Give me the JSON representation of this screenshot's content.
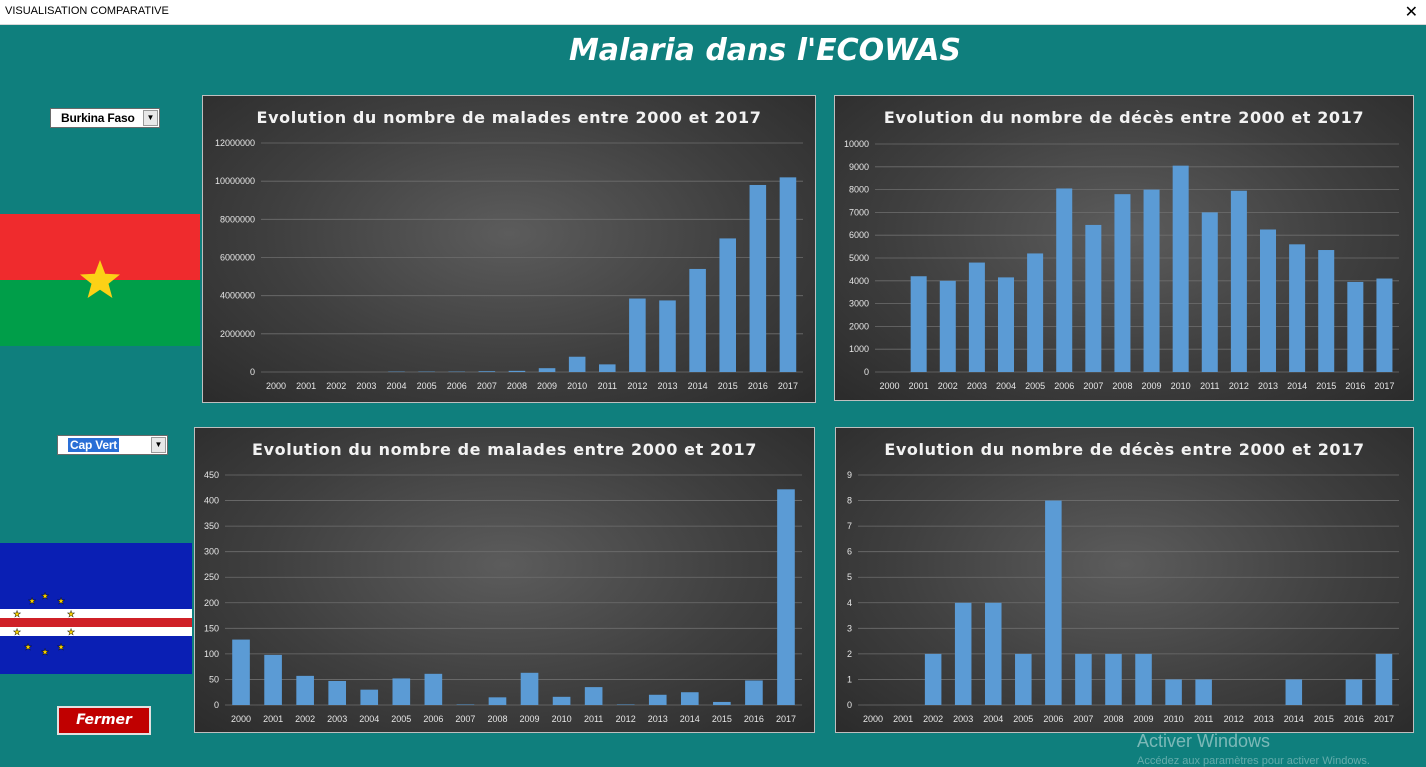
{
  "window": {
    "title": "VISUALISATION COMPARATIVE",
    "close_glyph": "✕"
  },
  "main_title": "Malaria dans l'ECOWAS",
  "country1": {
    "selected": "Burkina Faso",
    "flag": "burkina-faso-flag"
  },
  "country2": {
    "selected": "Cap Vert",
    "flag": "cap-vert-flag"
  },
  "close_button": {
    "label": "Fermer"
  },
  "watermark": {
    "line1": "Activer Windows",
    "line2": "Accédez aux paramètres pour activer Windows."
  },
  "colors": {
    "background": "#0f7f7d",
    "bar": "#5b9bd5",
    "button": "#c00000"
  },
  "chart_data": [
    {
      "id": "chart-bf-malades",
      "type": "bar",
      "title": "Evolution du nombre de malades entre 2000 et 2017",
      "categories": [
        "2000",
        "2001",
        "2002",
        "2003",
        "2004",
        "2005",
        "2006",
        "2007",
        "2008",
        "2009",
        "2010",
        "2011",
        "2012",
        "2013",
        "2014",
        "2015",
        "2016",
        "2017"
      ],
      "values": [
        0,
        0,
        0,
        0,
        20000,
        20000,
        20000,
        40000,
        60000,
        200000,
        800000,
        400000,
        3850000,
        3750000,
        5400000,
        7000000,
        9800000,
        10200000
      ],
      "yticks": [
        "0",
        "2000000",
        "4000000",
        "6000000",
        "8000000",
        "10000000",
        "12000000"
      ],
      "ylim": [
        0,
        12000000
      ],
      "grid": true
    },
    {
      "id": "chart-bf-deces",
      "type": "bar",
      "title": "Evolution du nombre de décès entre 2000 et 2017",
      "categories": [
        "2000",
        "2001",
        "2002",
        "2003",
        "2004",
        "2005",
        "2006",
        "2007",
        "2008",
        "2009",
        "2010",
        "2011",
        "2012",
        "2013",
        "2014",
        "2015",
        "2016",
        "2017"
      ],
      "values": [
        0,
        4200,
        4000,
        4800,
        4150,
        5200,
        8050,
        6450,
        7800,
        8000,
        9050,
        7000,
        7950,
        6250,
        5600,
        5350,
        3950,
        4100
      ],
      "yticks": [
        "0",
        "1000",
        "2000",
        "3000",
        "4000",
        "5000",
        "6000",
        "7000",
        "8000",
        "9000",
        "10000"
      ],
      "ylim": [
        0,
        10000
      ],
      "grid": true
    },
    {
      "id": "chart-cv-malades",
      "type": "bar",
      "title": "Evolution du nombre de malades entre 2000 et 2017",
      "categories": [
        "2000",
        "2001",
        "2002",
        "2003",
        "2004",
        "2005",
        "2006",
        "2007",
        "2008",
        "2009",
        "2010",
        "2011",
        "2012",
        "2013",
        "2014",
        "2015",
        "2016",
        "2017"
      ],
      "values": [
        128,
        98,
        57,
        47,
        30,
        52,
        61,
        1,
        15,
        63,
        16,
        35,
        1,
        20,
        25,
        6,
        48,
        422
      ],
      "yticks": [
        "0",
        "50",
        "100",
        "150",
        "200",
        "250",
        "300",
        "350",
        "400",
        "450"
      ],
      "ylim": [
        0,
        450
      ],
      "grid": true
    },
    {
      "id": "chart-cv-deces",
      "type": "bar",
      "title": "Evolution du nombre de décès entre 2000 et 2017",
      "categories": [
        "2000",
        "2001",
        "2002",
        "2003",
        "2004",
        "2005",
        "2006",
        "2007",
        "2008",
        "2009",
        "2010",
        "2011",
        "2012",
        "2013",
        "2014",
        "2015",
        "2016",
        "2017"
      ],
      "values": [
        0,
        0,
        2,
        4,
        4,
        2,
        8,
        2,
        2,
        2,
        1,
        1,
        0,
        0,
        1,
        0,
        1,
        2
      ],
      "yticks": [
        "0",
        "1",
        "2",
        "3",
        "4",
        "5",
        "6",
        "7",
        "8",
        "9"
      ],
      "ylim": [
        0,
        9
      ],
      "grid": true
    }
  ]
}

++++++++++++++++++++

▶ Task directions:
Return each line exactly as written. Any picture gets left out.

▶ Output for this task:
Give me the JSON representation of this screenshot's content.
{
  "window": {
    "title": "VISUALISATION COMPARATIVE",
    "close_glyph": "✕"
  },
  "main_title": "Malaria dans l'ECOWAS",
  "country1": {
    "selected": "Burkina Faso",
    "flag": "burkina-faso-flag"
  },
  "country2": {
    "selected": "Cap Vert",
    "flag": "cap-vert-flag"
  },
  "close_button": {
    "label": "Fermer"
  },
  "watermark": {
    "line1": "Activer Windows",
    "line2": "Accédez aux paramètres pour activer Windows."
  },
  "colors": {
    "background": "#0f7f7d",
    "bar": "#5b9bd5",
    "button": "#c00000"
  },
  "chart_data": [
    {
      "id": "chart-bf-malades",
      "type": "bar",
      "title": "Evolution du nombre de malades entre 2000 et 2017",
      "categories": [
        "2000",
        "2001",
        "2002",
        "2003",
        "2004",
        "2005",
        "2006",
        "2007",
        "2008",
        "2009",
        "2010",
        "2011",
        "2012",
        "2013",
        "2014",
        "2015",
        "2016",
        "2017"
      ],
      "values": [
        0,
        0,
        0,
        0,
        20000,
        20000,
        20000,
        40000,
        60000,
        200000,
        800000,
        400000,
        3850000,
        3750000,
        5400000,
        7000000,
        9800000,
        10200000
      ],
      "yticks": [
        "0",
        "2000000",
        "4000000",
        "6000000",
        "8000000",
        "10000000",
        "12000000"
      ],
      "ylim": [
        0,
        12000000
      ],
      "grid": true
    },
    {
      "id": "chart-bf-deces",
      "type": "bar",
      "title": "Evolution du nombre de décès entre 2000 et 2017",
      "categories": [
        "2000",
        "2001",
        "2002",
        "2003",
        "2004",
        "2005",
        "2006",
        "2007",
        "2008",
        "2009",
        "2010",
        "2011",
        "2012",
        "2013",
        "2014",
        "2015",
        "2016",
        "2017"
      ],
      "values": [
        0,
        4200,
        4000,
        4800,
        4150,
        5200,
        8050,
        6450,
        7800,
        8000,
        9050,
        7000,
        7950,
        6250,
        5600,
        5350,
        3950,
        4100
      ],
      "yticks": [
        "0",
        "1000",
        "2000",
        "3000",
        "4000",
        "5000",
        "6000",
        "7000",
        "8000",
        "9000",
        "10000"
      ],
      "ylim": [
        0,
        10000
      ],
      "grid": true
    },
    {
      "id": "chart-cv-malades",
      "type": "bar",
      "title": "Evolution du nombre de malades entre 2000 et 2017",
      "categories": [
        "2000",
        "2001",
        "2002",
        "2003",
        "2004",
        "2005",
        "2006",
        "2007",
        "2008",
        "2009",
        "2010",
        "2011",
        "2012",
        "2013",
        "2014",
        "2015",
        "2016",
        "2017"
      ],
      "values": [
        128,
        98,
        57,
        47,
        30,
        52,
        61,
        1,
        15,
        63,
        16,
        35,
        1,
        20,
        25,
        6,
        48,
        422
      ],
      "yticks": [
        "0",
        "50",
        "100",
        "150",
        "200",
        "250",
        "300",
        "350",
        "400",
        "450"
      ],
      "ylim": [
        0,
        450
      ],
      "grid": true
    },
    {
      "id": "chart-cv-deces",
      "type": "bar",
      "title": "Evolution du nombre de décès entre 2000 et 2017",
      "categories": [
        "2000",
        "2001",
        "2002",
        "2003",
        "2004",
        "2005",
        "2006",
        "2007",
        "2008",
        "2009",
        "2010",
        "2011",
        "2012",
        "2013",
        "2014",
        "2015",
        "2016",
        "2017"
      ],
      "values": [
        0,
        0,
        2,
        4,
        4,
        2,
        8,
        2,
        2,
        2,
        1,
        1,
        0,
        0,
        1,
        0,
        1,
        2
      ],
      "yticks": [
        "0",
        "1",
        "2",
        "3",
        "4",
        "5",
        "6",
        "7",
        "8",
        "9"
      ],
      "ylim": [
        0,
        9
      ],
      "grid": true
    }
  ]
}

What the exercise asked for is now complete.